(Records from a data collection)
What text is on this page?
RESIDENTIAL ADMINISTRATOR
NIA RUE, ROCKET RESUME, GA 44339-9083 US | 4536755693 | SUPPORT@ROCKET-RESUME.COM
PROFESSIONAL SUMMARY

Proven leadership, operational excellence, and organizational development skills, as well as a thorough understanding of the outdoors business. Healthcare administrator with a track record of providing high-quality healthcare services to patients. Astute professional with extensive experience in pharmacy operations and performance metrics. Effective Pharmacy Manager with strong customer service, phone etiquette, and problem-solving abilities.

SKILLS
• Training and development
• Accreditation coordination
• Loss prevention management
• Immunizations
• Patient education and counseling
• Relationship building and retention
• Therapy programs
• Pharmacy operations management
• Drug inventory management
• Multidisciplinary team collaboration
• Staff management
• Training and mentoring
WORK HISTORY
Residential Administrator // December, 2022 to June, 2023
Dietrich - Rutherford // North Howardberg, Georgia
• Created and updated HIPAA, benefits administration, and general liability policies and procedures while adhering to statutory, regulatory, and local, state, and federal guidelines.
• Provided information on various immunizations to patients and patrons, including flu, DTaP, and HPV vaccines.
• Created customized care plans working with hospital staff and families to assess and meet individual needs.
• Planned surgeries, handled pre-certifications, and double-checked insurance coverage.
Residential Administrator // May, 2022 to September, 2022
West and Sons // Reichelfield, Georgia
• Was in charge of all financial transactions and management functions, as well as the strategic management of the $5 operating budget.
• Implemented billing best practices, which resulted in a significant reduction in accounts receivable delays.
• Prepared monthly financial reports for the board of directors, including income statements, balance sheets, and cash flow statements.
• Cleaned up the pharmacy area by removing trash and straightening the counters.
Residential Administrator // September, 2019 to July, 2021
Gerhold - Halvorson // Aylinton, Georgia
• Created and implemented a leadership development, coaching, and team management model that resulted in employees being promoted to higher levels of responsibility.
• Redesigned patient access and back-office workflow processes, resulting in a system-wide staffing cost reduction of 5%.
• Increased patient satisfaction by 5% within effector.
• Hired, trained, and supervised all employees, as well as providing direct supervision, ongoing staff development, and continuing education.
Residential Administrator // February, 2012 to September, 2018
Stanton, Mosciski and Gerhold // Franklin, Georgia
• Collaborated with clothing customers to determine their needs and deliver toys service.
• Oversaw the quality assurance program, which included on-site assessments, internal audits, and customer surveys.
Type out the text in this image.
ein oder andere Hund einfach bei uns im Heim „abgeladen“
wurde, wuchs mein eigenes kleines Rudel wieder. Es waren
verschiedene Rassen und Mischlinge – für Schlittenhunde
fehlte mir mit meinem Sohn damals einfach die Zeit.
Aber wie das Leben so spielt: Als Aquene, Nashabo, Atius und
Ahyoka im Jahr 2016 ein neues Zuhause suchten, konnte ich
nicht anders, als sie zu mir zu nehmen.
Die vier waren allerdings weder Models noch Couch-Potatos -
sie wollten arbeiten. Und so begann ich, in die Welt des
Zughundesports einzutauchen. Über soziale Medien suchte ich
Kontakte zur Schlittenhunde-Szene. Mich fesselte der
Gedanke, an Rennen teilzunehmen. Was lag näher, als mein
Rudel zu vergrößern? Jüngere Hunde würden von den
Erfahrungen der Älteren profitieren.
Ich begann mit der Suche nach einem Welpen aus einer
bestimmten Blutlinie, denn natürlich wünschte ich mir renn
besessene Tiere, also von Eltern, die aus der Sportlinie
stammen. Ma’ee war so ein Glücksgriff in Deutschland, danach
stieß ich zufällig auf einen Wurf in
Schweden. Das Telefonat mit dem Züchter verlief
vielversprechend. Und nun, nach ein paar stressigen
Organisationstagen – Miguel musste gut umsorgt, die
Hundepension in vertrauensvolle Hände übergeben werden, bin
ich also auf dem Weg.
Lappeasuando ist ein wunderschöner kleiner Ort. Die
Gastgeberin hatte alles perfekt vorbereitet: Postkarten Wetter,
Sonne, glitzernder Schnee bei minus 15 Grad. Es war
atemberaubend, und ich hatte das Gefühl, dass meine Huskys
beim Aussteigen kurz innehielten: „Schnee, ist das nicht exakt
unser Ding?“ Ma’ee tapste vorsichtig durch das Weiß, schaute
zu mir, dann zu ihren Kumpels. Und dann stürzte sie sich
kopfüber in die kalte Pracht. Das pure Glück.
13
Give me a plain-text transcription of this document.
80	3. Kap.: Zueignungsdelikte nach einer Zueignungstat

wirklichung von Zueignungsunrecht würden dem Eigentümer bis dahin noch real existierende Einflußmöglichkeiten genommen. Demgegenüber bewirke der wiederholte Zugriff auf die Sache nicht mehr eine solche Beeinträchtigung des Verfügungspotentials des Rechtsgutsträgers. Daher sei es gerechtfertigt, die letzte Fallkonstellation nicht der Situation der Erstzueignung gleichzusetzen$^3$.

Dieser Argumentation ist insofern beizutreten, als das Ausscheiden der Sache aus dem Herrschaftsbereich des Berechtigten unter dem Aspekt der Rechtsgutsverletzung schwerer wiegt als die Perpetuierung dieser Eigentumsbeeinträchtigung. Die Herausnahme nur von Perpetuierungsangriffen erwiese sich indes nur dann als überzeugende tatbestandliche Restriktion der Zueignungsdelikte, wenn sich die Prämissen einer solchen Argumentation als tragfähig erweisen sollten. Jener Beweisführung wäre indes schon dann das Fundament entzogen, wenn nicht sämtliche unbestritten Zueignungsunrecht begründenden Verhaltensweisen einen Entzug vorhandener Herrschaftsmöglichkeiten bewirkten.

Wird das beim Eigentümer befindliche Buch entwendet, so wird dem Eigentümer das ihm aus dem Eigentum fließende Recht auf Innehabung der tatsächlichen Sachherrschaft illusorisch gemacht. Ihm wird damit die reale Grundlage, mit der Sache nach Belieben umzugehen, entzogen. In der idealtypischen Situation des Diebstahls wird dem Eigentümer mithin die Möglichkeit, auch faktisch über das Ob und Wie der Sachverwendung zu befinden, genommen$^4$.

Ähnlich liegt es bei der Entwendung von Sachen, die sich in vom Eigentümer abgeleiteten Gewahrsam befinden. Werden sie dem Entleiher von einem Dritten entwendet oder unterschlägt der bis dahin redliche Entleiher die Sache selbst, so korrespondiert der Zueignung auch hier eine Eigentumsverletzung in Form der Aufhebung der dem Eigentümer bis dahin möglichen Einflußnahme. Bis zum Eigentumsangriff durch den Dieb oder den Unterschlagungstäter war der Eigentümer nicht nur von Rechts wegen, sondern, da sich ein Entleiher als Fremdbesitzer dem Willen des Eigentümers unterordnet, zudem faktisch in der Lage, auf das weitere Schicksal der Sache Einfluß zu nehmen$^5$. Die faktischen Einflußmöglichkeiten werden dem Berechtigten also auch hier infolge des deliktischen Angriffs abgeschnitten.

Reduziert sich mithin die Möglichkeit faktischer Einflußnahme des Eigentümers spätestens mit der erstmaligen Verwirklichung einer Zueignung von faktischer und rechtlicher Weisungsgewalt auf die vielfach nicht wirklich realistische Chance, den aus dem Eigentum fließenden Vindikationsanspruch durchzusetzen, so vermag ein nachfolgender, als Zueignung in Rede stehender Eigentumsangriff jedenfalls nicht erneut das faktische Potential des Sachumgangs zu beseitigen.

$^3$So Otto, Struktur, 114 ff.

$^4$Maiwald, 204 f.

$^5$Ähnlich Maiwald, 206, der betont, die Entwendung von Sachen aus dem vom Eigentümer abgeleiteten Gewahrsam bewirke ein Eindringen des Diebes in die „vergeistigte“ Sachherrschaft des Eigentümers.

PROBLEM DESCRIPTION
Each record above is to be reproduced exactly, in full.

COMPLETED EXERCISE
What text is on this page?
RESIDENTIAL ADMINISTRATOR
NIA RUE, ROCKET RESUME, GA 44339-9083 US | 4536755693 | SUPPORT@ROCKET-RESUME.COM
PROFESSIONAL SUMMARY

Proven leadership, operational excellence, and organizational development skills, as well as a thorough understanding of the outdoors business. Healthcare administrator with a track record of providing high-quality healthcare services to patients. Astute professional with extensive experience in pharmacy operations and performance metrics. Effective Pharmacy Manager with strong customer service, phone etiquette, and problem-solving abilities.

SKILLS
• Training and development
• Accreditation coordination
• Loss prevention management
• Immunizations
• Patient education and counseling
• Relationship building and retention
• Therapy programs
• Pharmacy operations management
• Drug inventory management
• Multidisciplinary team collaboration
• Staff management
• Training and mentoring
WORK HISTORY
Residential Administrator // December, 2022 to June, 2023
Dietrich - Rutherford // North Howardberg, Georgia
• Created and updated HIPAA, benefits administration, and general liability policies and procedures while adhering to statutory, regulatory, and local, state, and federal guidelines.
• Provided information on various immunizations to patients and patrons, including flu, DTaP, and HPV vaccines.
• Created customized care plans working with hospital staff and families to assess and meet individual needs.
• Planned surgeries, handled pre-certifications, and double-checked insurance coverage.
Residential Administrator // May, 2022 to September, 2022
West and Sons // Reichelfield, Georgia
• Was in charge of all financial transactions and management functions, as well as the strategic management of the $5 operating budget.
• Implemented billing best practices, which resulted in a significant reduction in accounts receivable delays.
• Prepared monthly financial reports for the board of directors, including income statements, balance sheets, and cash flow statements.
• Cleaned up the pharmacy area by removing trash and straightening the counters.
Residential Administrator // September, 2019 to July, 2021
Gerhold - Halvorson // Aylinton, Georgia
• Created and implemented a leadership development, coaching, and team management model that resulted in employees being promoted to higher levels of responsibility.
• Redesigned patient access and back-office workflow processes, resulting in a system-wide staffing cost reduction of 5%.
• Increased patient satisfaction by 5% within effector.
• Hired, trained, and supervised all employees, as well as providing direct supervision, ongoing staff development, and continuing education.
Residential Administrator // February, 2012 to September, 2018
Stanton, Mosciski and Gerhold // Franklin, Georgia
• Collaborated with clothing customers to determine their needs and deliver toys service.
• Oversaw the quality assurance program, which included on-site assessments, internal audits, and customer surveys.
Type out the text in this image.
ein oder andere Hund einfach bei uns im Heim „abgeladen“
wurde, wuchs mein eigenes kleines Rudel wieder. Es waren
verschiedene Rassen und Mischlinge – für Schlittenhunde
fehlte mir mit meinem Sohn damals einfach die Zeit.
Aber wie das Leben so spielt: Als Aquene, Nashabo, Atius und
Ahyoka im Jahr 2016 ein neues Zuhause suchten, konnte ich
nicht anders, als sie zu mir zu nehmen.
Die vier waren allerdings weder Models noch Couch-Potatos -
sie wollten arbeiten. Und so begann ich, in die Welt des
Zughundesports einzutauchen. Über soziale Medien suchte ich
Kontakte zur Schlittenhunde-Szene. Mich fesselte der
Gedanke, an Rennen teilzunehmen. Was lag näher, als mein
Rudel zu vergrößern? Jüngere Hunde würden von den
Erfahrungen der Älteren profitieren.
Ich begann mit der Suche nach einem Welpen aus einer
bestimmten Blutlinie, denn natürlich wünschte ich mir renn
besessene Tiere, also von Eltern, die aus der Sportlinie
stammen. Ma’ee war so ein Glücksgriff in Deutschland, danach
stieß ich zufällig auf einen Wurf in
Schweden. Das Telefonat mit dem Züchter verlief
vielversprechend. Und nun, nach ein paar stressigen
Organisationstagen – Miguel musste gut umsorgt, die
Hundepension in vertrauensvolle Hände übergeben werden, bin
ich also auf dem Weg.
Lappeasuando ist ein wunderschöner kleiner Ort. Die
Gastgeberin hatte alles perfekt vorbereitet: Postkarten Wetter,
Sonne, glitzernder Schnee bei minus 15 Grad. Es war
atemberaubend, und ich hatte das Gefühl, dass meine Huskys
beim Aussteigen kurz innehielten: „Schnee, ist das nicht exakt
unser Ding?“ Ma’ee tapste vorsichtig durch das Weiß, schaute
zu mir, dann zu ihren Kumpels. Und dann stürzte sie sich
kopfüber in die kalte Pracht. Das pure Glück.
13
Give me a plain-text transcription of this document.
80	3. Kap.: Zueignungsdelikte nach einer Zueignungstat

wirklichung von Zueignungsunrecht würden dem Eigentümer bis dahin noch real existierende Einflußmöglichkeiten genommen. Demgegenüber bewirke der wiederholte Zugriff auf die Sache nicht mehr eine solche Beeinträchtigung des Verfügungspotentials des Rechtsgutsträgers. Daher sei es gerechtfertigt, die letzte Fallkonstellation nicht der Situation der Erstzueignung gleichzusetzen$^3$.

Dieser Argumentation ist insofern beizutreten, als das Ausscheiden der Sache aus dem Herrschaftsbereich des Berechtigten unter dem Aspekt der Rechtsgutsverletzung schwerer wiegt als die Perpetuierung dieser Eigentumsbeeinträchtigung. Die Herausnahme nur von Perpetuierungsangriffen erwiese sich indes nur dann als überzeugende tatbestandliche Restriktion der Zueignungsdelikte, wenn sich die Prämissen einer solchen Argumentation als tragfähig erweisen sollten. Jener Beweisführung wäre indes schon dann das Fundament entzogen, wenn nicht sämtliche unbestritten Zueignungsunrecht begründenden Verhaltensweisen einen Entzug vorhandener Herrschaftsmöglichkeiten bewirkten.

Wird das beim Eigentümer befindliche Buch entwendet, so wird dem Eigentümer das ihm aus dem Eigentum fließende Recht auf Innehabung der tatsächlichen Sachherrschaft illusorisch gemacht. Ihm wird damit die reale Grundlage, mit der Sache nach Belieben umzugehen, entzogen. In der idealtypischen Situation des Diebstahls wird dem Eigentümer mithin die Möglichkeit, auch faktisch über das Ob und Wie der Sachverwendung zu befinden, genommen$^4$.

Ähnlich liegt es bei der Entwendung von Sachen, die sich in vom Eigentümer abgeleiteten Gewahrsam befinden. Werden sie dem Entleiher von einem Dritten entwendet oder unterschlägt der bis dahin redliche Entleiher die Sache selbst, so korrespondiert der Zueignung auch hier eine Eigentumsverletzung in Form der Aufhebung der dem Eigentümer bis dahin möglichen Einflußnahme. Bis zum Eigentumsangriff durch den Dieb oder den Unterschlagungstäter war der Eigentümer nicht nur von Rechts wegen, sondern, da sich ein Entleiher als Fremdbesitzer dem Willen des Eigentümers unterordnet, zudem faktisch in der Lage, auf das weitere Schicksal der Sache Einfluß zu nehmen$^5$. Die faktischen Einflußmöglichkeiten werden dem Berechtigten also auch hier infolge des deliktischen Angriffs abgeschnitten.

Reduziert sich mithin die Möglichkeit faktischer Einflußnahme des Eigentümers spätestens mit der erstmaligen Verwirklichung einer Zueignung von faktischer und rechtlicher Weisungsgewalt auf die vielfach nicht wirklich realistische Chance, den aus dem Eigentum fließenden Vindikationsanspruch durchzusetzen, so vermag ein nachfolgender, als Zueignung in Rede stehender Eigentumsangriff jedenfalls nicht erneut das faktische Potential des Sachumgangs zu beseitigen.

$^3$So Otto, Struktur, 114 ff.

$^4$Maiwald, 204 f.

$^5$Ähnlich Maiwald, 206, der betont, die Entwendung von Sachen aus dem vom Eigentümer abgeleiteten Gewahrsam bewirke ein Eindringen des Diebes in die „vergeistigte“ Sachherrschaft des Eigentümers.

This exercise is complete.